***** Data rows
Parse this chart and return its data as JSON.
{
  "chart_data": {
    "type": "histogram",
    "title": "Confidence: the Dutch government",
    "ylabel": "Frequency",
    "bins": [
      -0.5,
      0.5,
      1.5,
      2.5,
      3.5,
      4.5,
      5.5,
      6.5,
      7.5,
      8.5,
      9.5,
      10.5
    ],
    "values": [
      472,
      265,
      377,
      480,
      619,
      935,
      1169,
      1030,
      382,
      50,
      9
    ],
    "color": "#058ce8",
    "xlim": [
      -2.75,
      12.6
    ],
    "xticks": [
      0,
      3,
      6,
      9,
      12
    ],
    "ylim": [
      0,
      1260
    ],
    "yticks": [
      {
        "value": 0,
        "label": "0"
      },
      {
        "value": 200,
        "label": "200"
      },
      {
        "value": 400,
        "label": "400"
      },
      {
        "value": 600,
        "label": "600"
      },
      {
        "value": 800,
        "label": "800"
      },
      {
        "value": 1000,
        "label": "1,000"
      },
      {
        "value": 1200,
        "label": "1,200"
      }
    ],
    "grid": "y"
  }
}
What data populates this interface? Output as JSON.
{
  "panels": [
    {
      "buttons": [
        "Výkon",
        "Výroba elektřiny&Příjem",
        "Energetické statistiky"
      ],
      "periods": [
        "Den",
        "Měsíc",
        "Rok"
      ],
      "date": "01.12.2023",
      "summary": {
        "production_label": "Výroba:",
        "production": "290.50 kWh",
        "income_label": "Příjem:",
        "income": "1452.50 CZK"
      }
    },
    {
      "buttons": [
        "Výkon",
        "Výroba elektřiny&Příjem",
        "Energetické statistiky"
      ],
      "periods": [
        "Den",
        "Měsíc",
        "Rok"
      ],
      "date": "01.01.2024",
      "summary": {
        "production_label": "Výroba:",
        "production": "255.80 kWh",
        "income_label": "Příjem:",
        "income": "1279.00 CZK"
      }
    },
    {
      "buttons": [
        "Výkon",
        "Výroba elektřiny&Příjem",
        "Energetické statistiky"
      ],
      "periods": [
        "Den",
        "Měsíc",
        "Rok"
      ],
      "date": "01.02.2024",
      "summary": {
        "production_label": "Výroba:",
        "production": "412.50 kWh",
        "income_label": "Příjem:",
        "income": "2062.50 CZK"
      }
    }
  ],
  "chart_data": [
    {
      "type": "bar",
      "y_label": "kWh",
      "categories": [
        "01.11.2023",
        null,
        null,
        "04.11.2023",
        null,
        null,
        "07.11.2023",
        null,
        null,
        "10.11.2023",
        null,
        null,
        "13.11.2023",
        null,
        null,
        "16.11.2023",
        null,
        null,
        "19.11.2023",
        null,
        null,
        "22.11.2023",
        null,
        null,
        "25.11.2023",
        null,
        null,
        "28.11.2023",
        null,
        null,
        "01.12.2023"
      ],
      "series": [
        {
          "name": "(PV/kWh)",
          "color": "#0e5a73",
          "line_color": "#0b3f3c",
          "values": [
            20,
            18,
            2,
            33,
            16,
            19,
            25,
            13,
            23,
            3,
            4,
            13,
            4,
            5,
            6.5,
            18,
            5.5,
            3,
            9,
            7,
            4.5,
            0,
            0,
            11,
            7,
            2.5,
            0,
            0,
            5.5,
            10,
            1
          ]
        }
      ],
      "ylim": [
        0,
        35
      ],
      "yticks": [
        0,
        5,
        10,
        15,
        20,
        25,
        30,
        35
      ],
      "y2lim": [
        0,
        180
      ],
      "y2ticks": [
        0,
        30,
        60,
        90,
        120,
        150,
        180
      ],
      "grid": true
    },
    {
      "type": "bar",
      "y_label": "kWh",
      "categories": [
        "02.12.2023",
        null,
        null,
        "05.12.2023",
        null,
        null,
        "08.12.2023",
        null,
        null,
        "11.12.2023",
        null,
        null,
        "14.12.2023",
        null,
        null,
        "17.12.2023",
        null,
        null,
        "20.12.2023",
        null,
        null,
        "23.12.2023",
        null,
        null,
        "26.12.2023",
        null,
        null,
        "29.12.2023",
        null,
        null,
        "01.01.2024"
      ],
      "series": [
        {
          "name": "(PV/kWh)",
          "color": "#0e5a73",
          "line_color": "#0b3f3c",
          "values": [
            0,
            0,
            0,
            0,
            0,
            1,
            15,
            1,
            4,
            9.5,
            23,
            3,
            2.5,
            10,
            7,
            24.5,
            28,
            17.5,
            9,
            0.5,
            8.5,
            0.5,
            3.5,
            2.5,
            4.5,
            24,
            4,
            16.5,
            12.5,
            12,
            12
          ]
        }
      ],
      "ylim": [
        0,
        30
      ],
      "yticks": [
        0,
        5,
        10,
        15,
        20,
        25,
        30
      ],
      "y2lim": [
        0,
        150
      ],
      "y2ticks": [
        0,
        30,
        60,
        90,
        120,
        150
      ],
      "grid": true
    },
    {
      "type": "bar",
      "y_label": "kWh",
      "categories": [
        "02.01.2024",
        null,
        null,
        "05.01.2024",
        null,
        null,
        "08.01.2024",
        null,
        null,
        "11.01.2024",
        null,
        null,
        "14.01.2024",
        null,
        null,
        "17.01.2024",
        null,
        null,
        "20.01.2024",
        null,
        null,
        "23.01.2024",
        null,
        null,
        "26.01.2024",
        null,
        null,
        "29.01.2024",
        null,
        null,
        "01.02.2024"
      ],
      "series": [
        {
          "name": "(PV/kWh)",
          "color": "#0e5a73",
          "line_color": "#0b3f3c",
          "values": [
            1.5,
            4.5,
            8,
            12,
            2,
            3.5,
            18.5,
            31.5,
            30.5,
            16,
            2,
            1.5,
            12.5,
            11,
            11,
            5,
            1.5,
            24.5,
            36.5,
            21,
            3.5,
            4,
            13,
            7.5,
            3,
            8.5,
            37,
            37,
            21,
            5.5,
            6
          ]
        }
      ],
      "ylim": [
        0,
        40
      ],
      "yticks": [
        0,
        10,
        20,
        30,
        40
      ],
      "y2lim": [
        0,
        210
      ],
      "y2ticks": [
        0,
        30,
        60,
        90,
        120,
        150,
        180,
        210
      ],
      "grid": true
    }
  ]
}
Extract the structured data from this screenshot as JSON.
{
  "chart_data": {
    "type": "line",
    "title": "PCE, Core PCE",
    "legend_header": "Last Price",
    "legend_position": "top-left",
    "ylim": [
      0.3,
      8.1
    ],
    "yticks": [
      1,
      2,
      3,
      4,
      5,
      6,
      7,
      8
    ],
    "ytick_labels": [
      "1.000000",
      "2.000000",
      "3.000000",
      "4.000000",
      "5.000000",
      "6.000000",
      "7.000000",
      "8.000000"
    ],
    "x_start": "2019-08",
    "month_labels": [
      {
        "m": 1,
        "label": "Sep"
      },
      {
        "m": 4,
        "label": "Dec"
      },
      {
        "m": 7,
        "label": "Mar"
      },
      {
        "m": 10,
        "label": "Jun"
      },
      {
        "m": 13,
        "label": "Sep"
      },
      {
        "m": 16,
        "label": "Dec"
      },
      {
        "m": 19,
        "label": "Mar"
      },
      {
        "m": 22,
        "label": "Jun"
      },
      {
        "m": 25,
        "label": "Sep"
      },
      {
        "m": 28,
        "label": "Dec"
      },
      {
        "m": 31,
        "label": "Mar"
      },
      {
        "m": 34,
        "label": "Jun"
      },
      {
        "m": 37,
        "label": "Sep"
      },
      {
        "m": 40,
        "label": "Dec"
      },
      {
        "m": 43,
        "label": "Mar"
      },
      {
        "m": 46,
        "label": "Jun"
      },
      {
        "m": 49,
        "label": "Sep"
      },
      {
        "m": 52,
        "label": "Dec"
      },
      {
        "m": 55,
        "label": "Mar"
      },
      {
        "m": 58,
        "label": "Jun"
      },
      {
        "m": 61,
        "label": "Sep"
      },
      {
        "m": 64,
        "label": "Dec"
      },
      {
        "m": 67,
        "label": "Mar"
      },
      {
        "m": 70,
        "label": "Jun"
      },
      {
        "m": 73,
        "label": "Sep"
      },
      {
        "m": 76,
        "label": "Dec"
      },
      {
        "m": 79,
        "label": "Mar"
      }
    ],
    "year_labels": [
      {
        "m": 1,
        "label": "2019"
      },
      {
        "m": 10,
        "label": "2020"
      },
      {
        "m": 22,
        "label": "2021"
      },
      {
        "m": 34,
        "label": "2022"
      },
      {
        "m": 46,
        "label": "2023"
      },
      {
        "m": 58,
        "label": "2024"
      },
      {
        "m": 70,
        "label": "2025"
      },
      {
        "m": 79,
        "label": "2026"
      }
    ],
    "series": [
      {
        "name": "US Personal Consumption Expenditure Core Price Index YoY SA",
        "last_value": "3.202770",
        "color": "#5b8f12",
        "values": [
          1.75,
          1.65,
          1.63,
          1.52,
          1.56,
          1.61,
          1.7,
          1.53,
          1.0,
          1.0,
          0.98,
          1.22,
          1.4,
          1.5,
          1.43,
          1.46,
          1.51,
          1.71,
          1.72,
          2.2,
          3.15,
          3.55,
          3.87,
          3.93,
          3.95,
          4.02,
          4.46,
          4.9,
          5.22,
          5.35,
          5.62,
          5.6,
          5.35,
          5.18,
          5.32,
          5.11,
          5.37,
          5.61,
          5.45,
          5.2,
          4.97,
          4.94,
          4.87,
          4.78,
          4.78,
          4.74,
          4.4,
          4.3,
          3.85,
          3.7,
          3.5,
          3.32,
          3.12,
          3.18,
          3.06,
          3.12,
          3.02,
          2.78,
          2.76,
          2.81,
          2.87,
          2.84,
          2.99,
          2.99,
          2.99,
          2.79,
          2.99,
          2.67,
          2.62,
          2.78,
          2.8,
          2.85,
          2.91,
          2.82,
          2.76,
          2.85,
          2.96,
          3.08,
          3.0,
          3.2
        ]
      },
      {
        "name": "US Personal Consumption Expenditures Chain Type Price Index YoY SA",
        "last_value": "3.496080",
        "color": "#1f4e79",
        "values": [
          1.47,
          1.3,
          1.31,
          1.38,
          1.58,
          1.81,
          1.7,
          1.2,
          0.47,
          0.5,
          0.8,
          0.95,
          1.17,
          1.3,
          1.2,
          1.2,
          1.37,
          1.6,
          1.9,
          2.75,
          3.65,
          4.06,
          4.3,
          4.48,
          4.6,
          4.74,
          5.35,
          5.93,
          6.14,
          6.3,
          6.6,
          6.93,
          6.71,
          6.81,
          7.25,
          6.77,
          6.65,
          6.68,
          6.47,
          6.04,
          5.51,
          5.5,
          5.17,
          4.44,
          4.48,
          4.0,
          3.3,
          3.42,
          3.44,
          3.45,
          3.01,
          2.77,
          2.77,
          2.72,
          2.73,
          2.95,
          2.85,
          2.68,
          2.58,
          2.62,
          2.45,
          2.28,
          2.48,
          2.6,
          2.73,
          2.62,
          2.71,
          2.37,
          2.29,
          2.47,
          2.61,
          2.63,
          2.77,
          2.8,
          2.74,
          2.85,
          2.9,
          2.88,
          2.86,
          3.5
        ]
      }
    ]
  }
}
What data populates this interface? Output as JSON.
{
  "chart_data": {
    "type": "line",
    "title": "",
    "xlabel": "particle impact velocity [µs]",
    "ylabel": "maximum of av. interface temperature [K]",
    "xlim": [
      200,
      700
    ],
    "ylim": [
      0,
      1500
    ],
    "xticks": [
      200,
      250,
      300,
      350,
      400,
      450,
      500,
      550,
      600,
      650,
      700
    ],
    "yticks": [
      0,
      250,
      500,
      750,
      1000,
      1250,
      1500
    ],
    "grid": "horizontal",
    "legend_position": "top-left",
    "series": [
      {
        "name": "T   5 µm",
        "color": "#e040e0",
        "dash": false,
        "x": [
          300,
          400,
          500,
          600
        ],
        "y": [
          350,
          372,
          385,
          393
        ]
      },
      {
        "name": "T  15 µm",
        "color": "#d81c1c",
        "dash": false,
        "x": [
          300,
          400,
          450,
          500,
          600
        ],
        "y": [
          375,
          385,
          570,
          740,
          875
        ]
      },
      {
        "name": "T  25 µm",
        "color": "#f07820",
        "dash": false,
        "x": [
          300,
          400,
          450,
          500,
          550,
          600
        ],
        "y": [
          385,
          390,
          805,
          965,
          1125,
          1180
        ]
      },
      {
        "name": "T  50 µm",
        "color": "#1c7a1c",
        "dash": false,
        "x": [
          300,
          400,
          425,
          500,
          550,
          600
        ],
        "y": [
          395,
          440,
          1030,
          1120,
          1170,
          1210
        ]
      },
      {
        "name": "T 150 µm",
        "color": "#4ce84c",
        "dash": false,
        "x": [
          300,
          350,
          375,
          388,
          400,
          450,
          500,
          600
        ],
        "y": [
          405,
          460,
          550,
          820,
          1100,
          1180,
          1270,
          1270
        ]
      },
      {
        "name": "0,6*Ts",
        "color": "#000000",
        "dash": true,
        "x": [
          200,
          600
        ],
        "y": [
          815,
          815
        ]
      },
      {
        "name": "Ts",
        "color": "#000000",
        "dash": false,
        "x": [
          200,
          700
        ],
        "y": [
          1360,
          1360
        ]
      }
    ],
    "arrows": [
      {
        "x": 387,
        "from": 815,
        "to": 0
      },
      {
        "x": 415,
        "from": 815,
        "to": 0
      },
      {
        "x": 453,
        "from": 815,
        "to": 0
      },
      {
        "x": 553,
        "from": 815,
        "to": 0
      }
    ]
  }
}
**********
Requirements: Search the entries for the word "Index", then gather every line that has it.

Answer below:
        "name": "US Personal Consumption Expenditure Core Price Index YoY SA",
        "name": "US Personal Consumption Expenditures Chain Type Price Index YoY SA",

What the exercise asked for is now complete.